Dataset records on visual material
☆ ☆ ☆ ☆ ☆

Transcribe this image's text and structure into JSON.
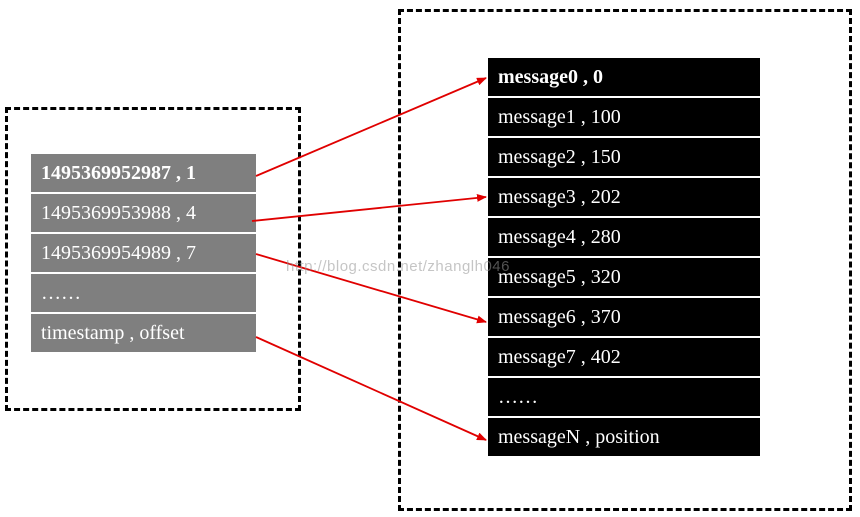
{
  "left_table": {
    "rows": [
      "1495369952987 , 1",
      "1495369953988 , 4",
      "1495369954989 , 7",
      "……",
      "timestamp , offset"
    ]
  },
  "right_table": {
    "rows": [
      "message0 , 0",
      "message1 , 100",
      "message2 , 150",
      "message3 , 202",
      "message4 , 280",
      "message5 , 320",
      "message6 , 370",
      "message7 , 402",
      "……",
      "messageN , position"
    ]
  },
  "watermark": "http://blog.csdn.net/zhanglh046",
  "colors": {
    "arrow": "#e00000",
    "left_cell": "#7f7f7f",
    "right_cell": "#000000"
  }
}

☆ ☆ ☆ ☆ ☆

Give the entries again without a single change, but with no pictures.

Transcribe this image's text and structure into JSON.
{
  "left_table": {
    "rows": [
      "1495369952987 , 1",
      "1495369953988 , 4",
      "1495369954989 , 7",
      "……",
      "timestamp , offset"
    ]
  },
  "right_table": {
    "rows": [
      "message0 , 0",
      "message1 , 100",
      "message2 , 150",
      "message3 , 202",
      "message4 , 280",
      "message5 , 320",
      "message6 , 370",
      "message7 , 402",
      "……",
      "messageN , position"
    ]
  },
  "watermark": "http://blog.csdn.net/zhanglh046",
  "colors": {
    "arrow": "#e00000",
    "left_cell": "#7f7f7f",
    "right_cell": "#000000"
  }
}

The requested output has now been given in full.